### Problem statement:
Work through the following lines and count those that hold the word "this". Reply with that number only.

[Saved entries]
+++++
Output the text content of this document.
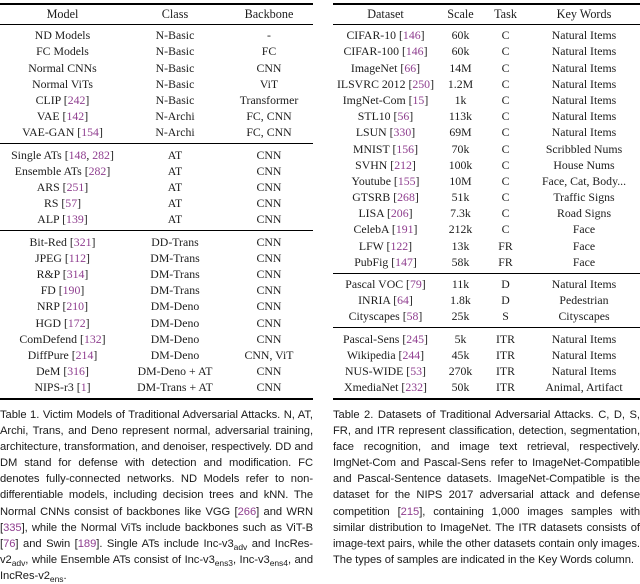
Model	Class	Backbone
ND Models	N-Basic	-
FC Models	N-Basic	FC
Normal CNNs	N-Basic	CNN
Normal ViTs	N-Basic	ViT
CLIP [242]	N-Basic	Transformer
VAE [142]	N-Archi	FC, CNN
VAE-GAN [154]	N-Archi	FC, CNN
Single ATs [148, 282]	AT	CNN
Ensemble ATs [282]	AT	CNN
ARS [251]	AT	CNN
RS [57]	AT	CNN
ALP [139]	AT	CNN
Bit-Red [321]	DD-Trans	CNN
JPEG [112]	DM-Trans	CNN
R&P [314]	DM-Trans	CNN
FD [190]	DM-Trans	CNN
NRP [210]	DM-Deno	CNN
HGD [172]	DM-Deno	CNN
ComDefend [132]	DM-Deno	CNN
DiffPure [214]	DM-Deno	CNN, ViT
DeM [316]	DM-Deno + AT	CNN
NIPS-r3 [1]	DM-Trans + AT	CNN

Table 1. Victim Models of Traditional Adversarial Attacks. N, AT, Archi, Trans, and Deno represent normal, adversarial training, architecture, transformation, and denoiser, respectively. DD and DM stand for defense with detection and modification. FC denotes fully-connected networks. ND Models refer to non-differentiable models, including decision trees and kNN. The Normal CNNs consist of backbones like VGG [266] and WRN [335], while the Normal ViTs include backbones such as ViT-B [76] and Swin [189]. Single ATs include Inc-$v3_{adv}$ and IncRes-$v2_{adv}$, while Ensemble ATs consist of Inc-$v3_{ens3}$, Inc-$v3_{ens4}$, and IncRes-$v2_{ens}$.

Dataset	Scale	Task	Key Words
CIFAR-10 [146]	60k	C	Natural Items
CIFAR-100 [146]	60k	C	Natural Items
ImageNet [66]	14M	C	Natural Items
ILSVRC 2012 [250]	1.2M	C	Natural Items
ImgNet-Com [15]	1k	C	Natural Items
STL10 [56]	113k	C	Natural Items
LSUN [330]	69M	C	Natural Items
MNIST [156]	70k	C	Scribbled Nums
SVHN [212]	100k	C	House Nums
Youtube [155]	10M	C	Face, Cat, Body...
GTSRB [268]	51k	C	Traffic Signs
LISA [206]	7.3k	C	Road Signs
CelebA [191]	212k	C	Face
LFW [122]	13k	FR	Face
PubFig [147]	58k	FR	Face
Pascal VOC [79]	11k	D	Natural Items
INRIA [64]	1.8k	D	Pedestrian
Cityscapes [58]	25k	S	Cityscapes
Pascal-Sens [245]	5k	ITR	Natural Items
Wikipedia [244]	45k	ITR	Natural Items
NUS-WIDE [53]	270k	ITR	Natural Items
XmediaNet [232]	50k	ITR	Animal, Artifact

Table 2. Datasets of Traditional Adversarial Attacks. C, D, S, FR, and ITR represent classification, detection, segmentation, face recognition, and image text retrieval, respectively. ImgNet-Com and Pascal-Sens refer to ImageNet-Compatible and Pascal-Sentence datasets. ImageNet-Compatible is the dataset for the NIPS 2017 adversarial attack and defense competition [215], containing 1,000 images samples with similar distribution to ImageNet. The ITR datasets consists of image-text pairs, while the other datasets contain only images. The types of samples are indicated in the Key Words column.
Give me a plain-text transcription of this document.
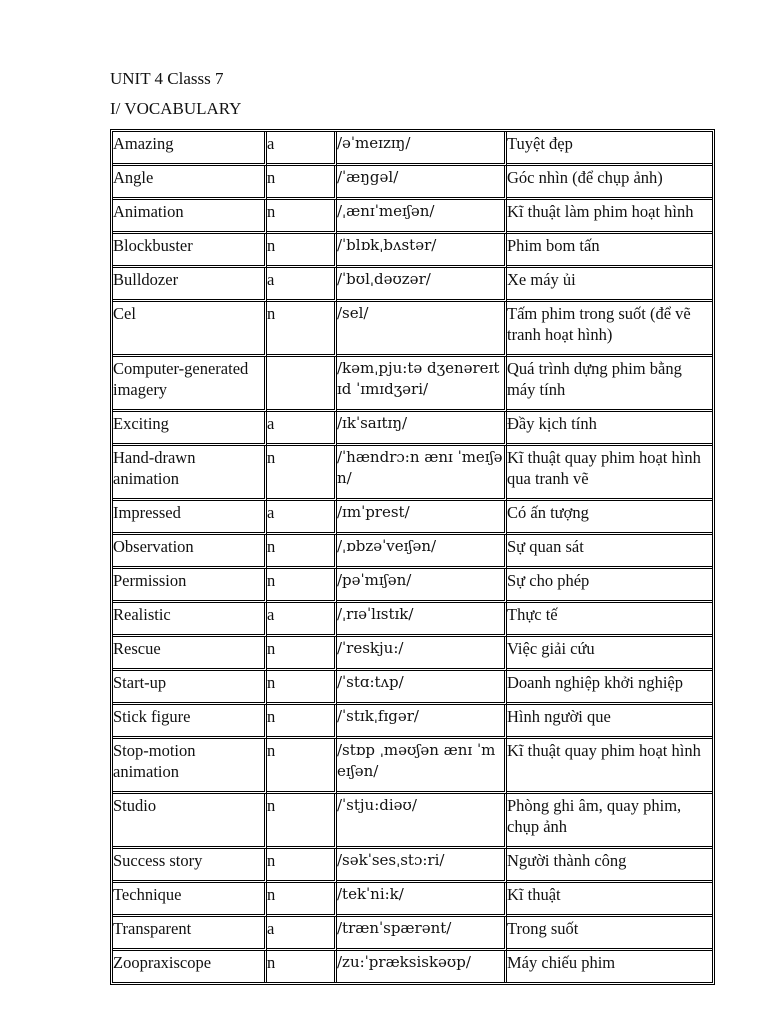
UNIT 4 Classs 7
I/ VOCABULARY
Amazing	a	/əˈmeɪzɪŋ/	Tuyệt đẹp
Angle	n	/ˈæŋgəl/	Góc nhìn (để chụp ảnh)
Animation	n	/ˌænɪˈmeɪʃən/	Kĩ thuật làm phim hoạt hình
Blockbuster	n	/ˈblɒkˌbʌstər/	Phim bom tấn
Bulldozer	a	/ˈbʊlˌdəʊzər/	Xe máy ủi
Cel	n	/sel/	Tấm phim trong suốt (để vẽ tranh hoạt hình)
Computer-generated imagery		/kəmˌpju:tə dʒenəreɪtɪd ˈɪmɪdʒəri/	Quá trình dựng phim bằng máy tính
Exciting	a	/ɪkˈsaɪtɪŋ/	Đầy kịch tính
Hand-drawn animation	n	/ˈhændrɔ:n ænɪ ˈmeɪʃən/	Kĩ thuật quay phim hoạt hình qua tranh vẽ
Impressed	a	/ɪmˈprest/	Có ấn tượng
Observation	n	/ˌɒbzəˈveɪʃən/	Sự quan sát
Permission	n	/pəˈmɪʃən/	Sự cho phép
Realistic	a	/ˌrɪəˈlɪstɪk/	Thực tế
Rescue	n	/ˈreskju:/	Việc giải cứu
Start-up	n	/ˈstɑ:tʌp/	Doanh nghiệp khởi nghiệp
Stick figure	n	/ˈstɪkˌfɪgər/	Hình người que
Stop-motion animation	n	/stɒp ˌməʊʃən ænɪ ˈmeɪʃən/	Kĩ thuật quay phim hoạt hình
Studio	n	/ˈstju:diəʊ/	Phòng ghi âm, quay phim, chụp ảnh
Success story	n	/səkˈsesˌstɔ:ri/	Người thành công
Technique	n	/tekˈni:k/	Kĩ thuật
Transparent	a	/trænˈspærənt/	Trong suốt
Zoopraxiscope	n	/zu:ˈpræksiskəʊp/	Máy chiếu phim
+++++
### Exercise response:
2